- _WHAT IS NEEDED_
Set the data down again, exactly as it reads, but without the pictures.

- _DATA SUPPLIED_
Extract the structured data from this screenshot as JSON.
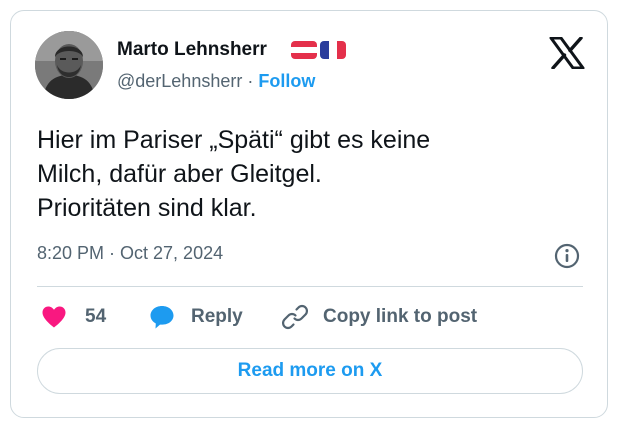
{
  "author": {
    "name": "Marto Lehnsherr",
    "handle": "@derLehnsherr",
    "separator": "·",
    "follow_label": "Follow"
  },
  "flags": [
    {
      "icon": "austria-flag-icon",
      "colors": [
        "#e4304b",
        "#ffffff",
        "#e4304b"
      ]
    },
    {
      "icon": "france-flag-icon",
      "colors": [
        "#2b3d9c",
        "#ffffff",
        "#e4304b"
      ]
    }
  ],
  "tweet": {
    "lines": [
      "Hier im Pariser „Späti“ gibt es keine",
      "Milch, dafür aber Gleitgel.",
      "Prioritäten sind klar."
    ],
    "timestamp": "8:20 PM · Oct 27, 2024"
  },
  "actions": {
    "likes_count": "54",
    "reply_label": "Reply",
    "copy_label": "Copy link to post"
  },
  "read_more_label": "Read more on X",
  "colors": {
    "text": "#0f1419",
    "muted": "#536471",
    "accent": "#1d9bf0",
    "like": "#f91880",
    "border": "#cfd9de"
  },
  "icons": [
    "x-logo-icon",
    "info-icon",
    "heart-icon",
    "reply-bubble-icon",
    "link-icon"
  ]
}
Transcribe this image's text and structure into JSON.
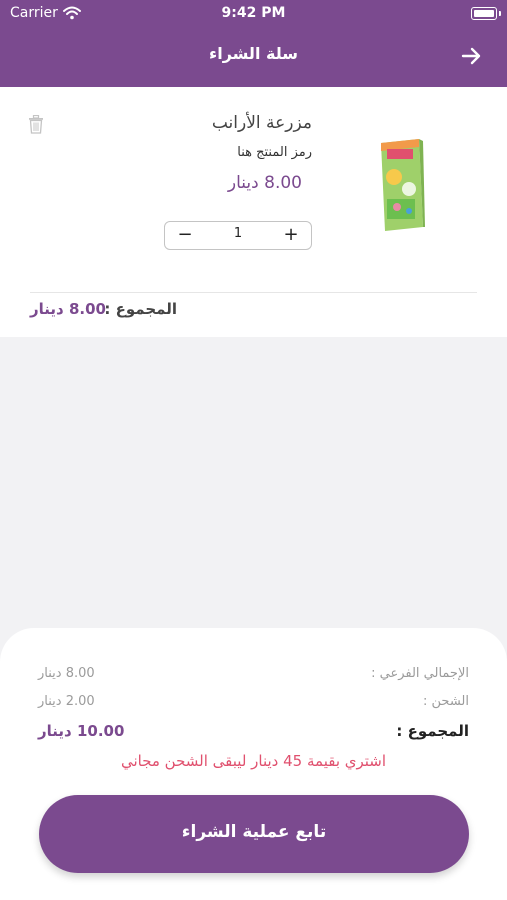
{
  "status_bar": {
    "carrier": "Carrier",
    "time": "9:42 PM"
  },
  "header": {
    "title": "سلة الشراء"
  },
  "cart_item": {
    "name": "مزرعة الأرانب",
    "code": "رمز المنتج هنا",
    "price": "8.00 دينار",
    "quantity": "1",
    "total_label": "المجموع :",
    "total_value": "8.00 دينار"
  },
  "summary": {
    "subtotal_label": "الإجمالي الفرعي :",
    "subtotal_value": "8.00 دينار",
    "shipping_label": "الشحن :",
    "shipping_value": "2.00 دينار",
    "total_label": "المجموع :",
    "total_value": "10.00 دينار",
    "promo": "اشتري بقيمة 45 دينار ليبقى الشحن مجاني"
  },
  "checkout_button": {
    "label": "تابع عملية الشراء"
  },
  "colors": {
    "brand": "#7b4a8f",
    "promo": "#e0506e",
    "muted": "#9b9b9b"
  },
  "icons": [
    "wifi-icon",
    "battery-icon",
    "back-arrow-icon",
    "trash-icon",
    "minus-icon",
    "plus-icon"
  ]
}
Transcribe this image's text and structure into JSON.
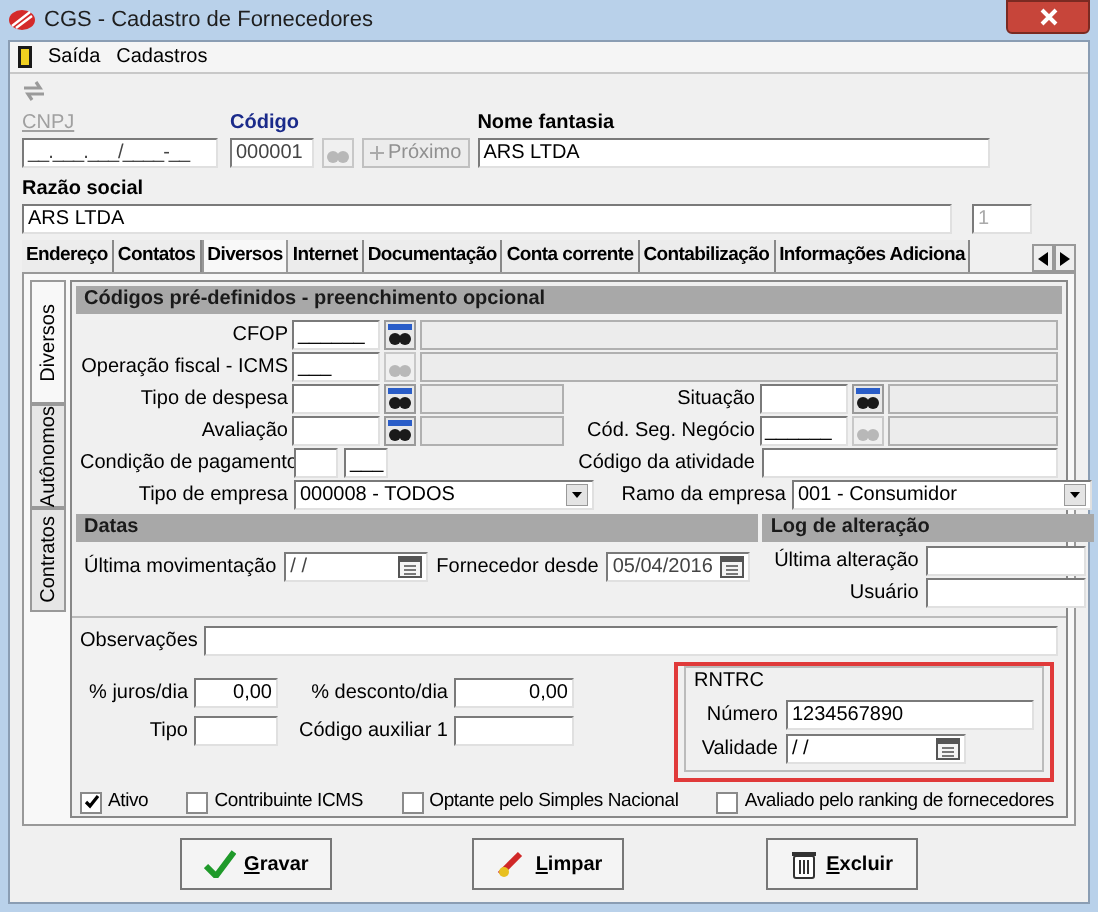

- _WRITTEN RESPONSE_
Extract the structured data from this screenshot as JSON.
{
  "author": {
    "name": "Marto Lehnsherr",
    "handle": "@derLehnsherr",
    "separator": "·",
    "follow_label": "Follow"
  },
  "flags": [
    {
      "icon": "austria-flag-icon",
      "colors": [
        "#e4304b",
        "#ffffff",
        "#e4304b"
      ]
    },
    {
      "icon": "france-flag-icon",
      "colors": [
        "#2b3d9c",
        "#ffffff",
        "#e4304b"
      ]
    }
  ],
  "tweet": {
    "lines": [
      "Hier im Pariser „Späti“ gibt es keine",
      "Milch, dafür aber Gleitgel.",
      "Prioritäten sind klar."
    ],
    "timestamp": "8:20 PM · Oct 27, 2024"
  },
  "actions": {
    "likes_count": "54",
    "reply_label": "Reply",
    "copy_label": "Copy link to post"
  },
  "read_more_label": "Read more on X",
  "colors": {
    "text": "#0f1419",
    "muted": "#536471",
    "accent": "#1d9bf0",
    "like": "#f91880",
    "border": "#cfd9de"
  },
  "icons": [
    "x-logo-icon",
    "info-icon",
    "heart-icon",
    "reply-bubble-icon",
    "link-icon"
  ]
}
Transcribe this image's text and structure into JSON.
{
  "status_bar": {
    "carrier": "Carrier",
    "time": "9:42 PM"
  },
  "header": {
    "title": "سلة الشراء"
  },
  "cart_item": {
    "name": "مزرعة الأرانب",
    "code": "رمز المنتج هنا",
    "price": "8.00 دينار",
    "quantity": "1",
    "total_label": "المجموع :",
    "total_value": "8.00 دينار"
  },
  "summary": {
    "subtotal_label": "الإجمالي الفرعي :",
    "subtotal_value": "8.00 دينار",
    "shipping_label": "الشحن :",
    "shipping_value": "2.00 دينار",
    "total_label": "المجموع :",
    "total_value": "10.00 دينار",
    "promo": "اشتري بقيمة 45 دينار ليبقى الشحن مجاني"
  },
  "checkout_button": {
    "label": "تابع عملية الشراء"
  },
  "colors": {
    "brand": "#7b4a8f",
    "promo": "#e0506e",
    "muted": "#9b9b9b"
  },
  "icons": [
    "wifi-icon",
    "battery-icon",
    "back-arrow-icon",
    "trash-icon",
    "minus-icon",
    "plus-icon"
  ]
}
Transcribe this image's text and structure into JSON.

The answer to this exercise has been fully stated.